Copy out every line containing the word "bereits".

── DATA SHOWN

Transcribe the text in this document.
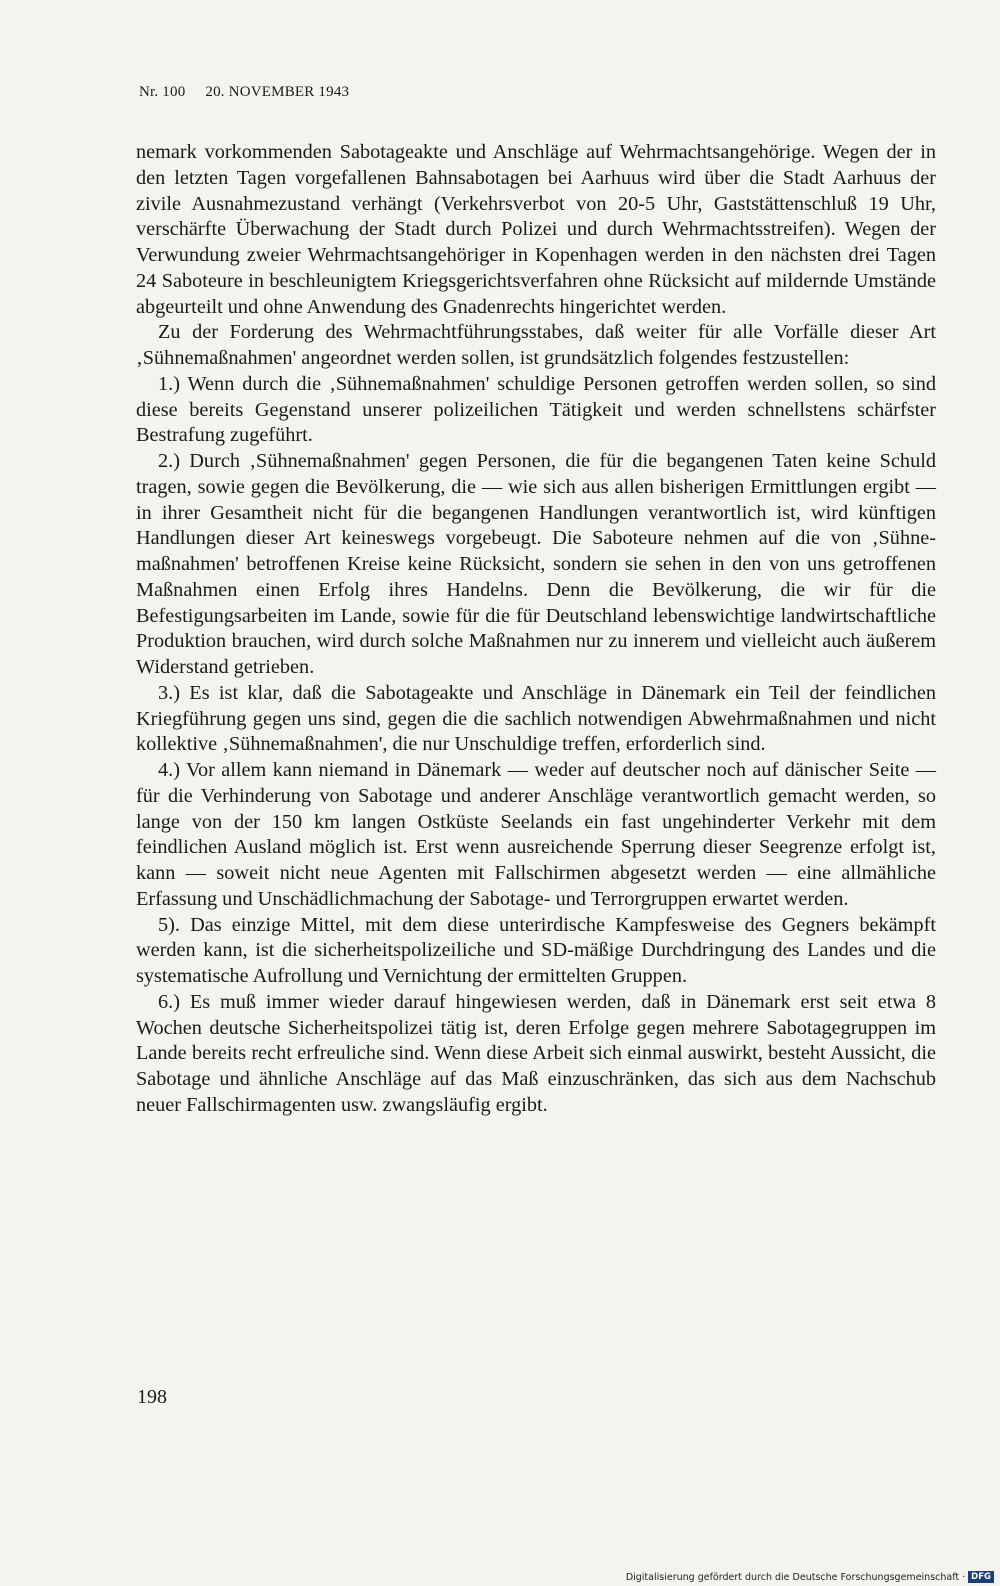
Nr. 100 20. NOVEMBER 1943

nemark vorkommenden Sabotageakte und Anschläge auf Wehrmachtsangehörige. Wegen der in den letzten Tagen vorgefallenen Bahnsabotagen bei Aarhuus wird über die Stadt Aarhuus der zivile Ausnahmezustand verhängt (Verkehrsverbot von 20-5 Uhr, Gaststättenschluß 19 Uhr, verschärfte Überwachung der Stadt durch Polizei und durch Wehrmachtsstreifen). Wegen der Verwundung zweier Wehrmachtsangehöriger in Kopenhagen werden in den nächsten drei Tagen 24 Saboteure in beschleunigtem Kriegsgerichtsverfahren ohne Rücksicht auf mildernde Umstände abgeurteilt und ohne Anwendung des Gnadenrechts hingerichtet werden.

Zu der Forderung des Wehrmachtführungsstabes, daß weiter für alle Vorfälle dieser Art ‚Sühnemaßnahmen' angeordnet werden sollen, ist grundsätzlich folgendes festzustellen:

1.) Wenn durch die ‚Sühnemaßnahmen' schuldige Personen getroffen werden sollen, so sind diese bereits Gegenstand unserer polizeilichen Tätigkeit und werden schnellstens schärfster Bestrafung zugeführt.

2.) Durch ‚Sühnemaßnahmen' gegen Personen, die für die begangenen Taten keine Schuld tragen, sowie gegen die Bevölkerung, die — wie sich aus allen bisherigen Ermittlungen ergibt — in ihrer Gesamtheit nicht für die begangenen Handlungen verantwortlich ist, wird künftigen Handlungen dieser Art keineswegs vorgebeugt. Die Saboteure nehmen auf die von ‚Sühnemaßnahmen' betroffenen Kreise keine Rücksicht, sondern sie sehen in den von uns getroffenen Maßnahmen einen Erfolg ihres Handelns. Denn die Bevölkerung, die wir für die Befestigungsarbeiten im Lande, sowie für die für Deutschland lebenswichtige landwirtschaftliche Produktion brauchen, wird durch solche Maßnahmen nur zu innerem und vielleicht auch äußerem Widerstand getrieben.

3.) Es ist klar, daß die Sabotageakte und Anschläge in Dänemark ein Teil der feindlichen Kriegführung gegen uns sind, gegen die die sachlich notwendigen Abwehrmaßnahmen und nicht kollektive ‚Sühnemaßnahmen', die nur Unschuldige treffen, erforderlich sind.

4.) Vor allem kann niemand in Dänemark — weder auf deutscher noch auf dänischer Seite — für die Verhinderung von Sabotage und anderer Anschläge verantwortlich gemacht werden, so lange von der 150 km langen Ostküste Seelands ein fast ungehinderter Verkehr mit dem feindlichen Ausland möglich ist. Erst wenn ausreichende Sperrung dieser Seegrenze erfolgt ist, kann — soweit nicht neue Agenten mit Fallschirmen abgesetzt werden — eine allmähliche Erfassung und Unschädlichmachung der Sabotage- und Terrorgruppen erwartet werden.

5). Das einzige Mittel, mit dem diese unterirdische Kampfesweise des Gegners bekämpft werden kann, ist die sicherheitspolizeiliche und SD-mäßige Durchdringung des Landes und die systematische Aufrollung und Vernichtung der ermittelten Gruppen.

6.) Es muß immer wieder darauf hingewiesen werden, daß in Dänemark erst seit etwa 8 Wochen deutsche Sicherheitspolizei tätig ist, deren Erfolge gegen mehrere Sabotagegruppen im Lande bereits recht erfreuliche sind. Wenn diese Arbeit sich einmal auswirkt, besteht Aussicht, die Sabotage und ähnliche Anschläge auf das Maß einzuschränken, das sich aus dem Nachschub neuer Fallschirmagenten usw. zwangsläufig ergibt.

198
Digitalisierung gefördert durch die Deutsche Forschungsgemeinschaft · DFG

────

◆ REPLY TO THE TASK:
1.) Wenn durch die ‚Sühnemaßnahmen' schuldige Personen getroffen werden sollen, so sind diese bereits Gegenstand unserer polizeilichen Tätigkeit und werden schnellstens schärfster Bestrafung zugeführt.
6.) Es muß immer wieder darauf hingewiesen werden, daß in Dänemark erst seit etwa 8 Wochen deutsche Sicherheitspolizei tätig ist, deren Erfolge gegen mehrere Sabotagegruppen im Lande bereits recht erfreuliche sind. Wenn diese Arbeit sich einmal auswirkt, besteht Aussicht, die Sabotage und ähnliche Anschläge auf das Maß einzuschränken, das sich aus dem Nachschub neuer Fallschirmagenten usw. zwangsläufig ergibt.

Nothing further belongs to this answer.